# SET TASK
Where a line below holds the string "beta", copy that line.

# DATA IN THIS EXERCISE
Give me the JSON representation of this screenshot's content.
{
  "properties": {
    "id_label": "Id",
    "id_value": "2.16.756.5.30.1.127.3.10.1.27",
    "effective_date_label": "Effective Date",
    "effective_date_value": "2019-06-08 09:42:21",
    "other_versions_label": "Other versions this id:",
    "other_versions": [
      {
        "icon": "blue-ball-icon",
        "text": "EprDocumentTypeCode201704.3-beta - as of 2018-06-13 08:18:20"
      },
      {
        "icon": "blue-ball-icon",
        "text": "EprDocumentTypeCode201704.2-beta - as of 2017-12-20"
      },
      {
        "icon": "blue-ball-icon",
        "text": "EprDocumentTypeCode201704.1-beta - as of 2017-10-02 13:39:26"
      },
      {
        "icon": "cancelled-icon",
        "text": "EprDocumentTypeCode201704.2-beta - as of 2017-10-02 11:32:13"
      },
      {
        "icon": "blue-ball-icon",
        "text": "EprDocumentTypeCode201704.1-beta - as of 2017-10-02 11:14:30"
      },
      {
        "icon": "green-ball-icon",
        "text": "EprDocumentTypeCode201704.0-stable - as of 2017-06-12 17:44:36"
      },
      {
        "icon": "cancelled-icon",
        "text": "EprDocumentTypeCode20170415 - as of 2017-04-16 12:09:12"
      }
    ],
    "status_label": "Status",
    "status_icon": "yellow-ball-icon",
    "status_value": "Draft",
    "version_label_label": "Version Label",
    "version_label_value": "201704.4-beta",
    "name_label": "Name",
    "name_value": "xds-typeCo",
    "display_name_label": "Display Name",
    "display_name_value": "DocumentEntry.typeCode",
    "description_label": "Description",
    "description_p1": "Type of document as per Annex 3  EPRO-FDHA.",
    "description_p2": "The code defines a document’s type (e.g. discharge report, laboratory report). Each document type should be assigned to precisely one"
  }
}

# WRITTEN RESPONSE
        "text": "EprDocumentTypeCode201704.3-beta - as of 2018-06-13 08:18:20"
        "text": "EprDocumentTypeCode201704.2-beta - as of 2017-12-20"
        "text": "EprDocumentTypeCode201704.1-beta - as of 2017-10-02 13:39:26"
        "text": "EprDocumentTypeCode201704.2-beta - as of 2017-10-02 11:32:13"
        "text": "EprDocumentTypeCode201704.1-beta - as of 2017-10-02 11:14:30"
    "version_label_value": "201704.4-beta",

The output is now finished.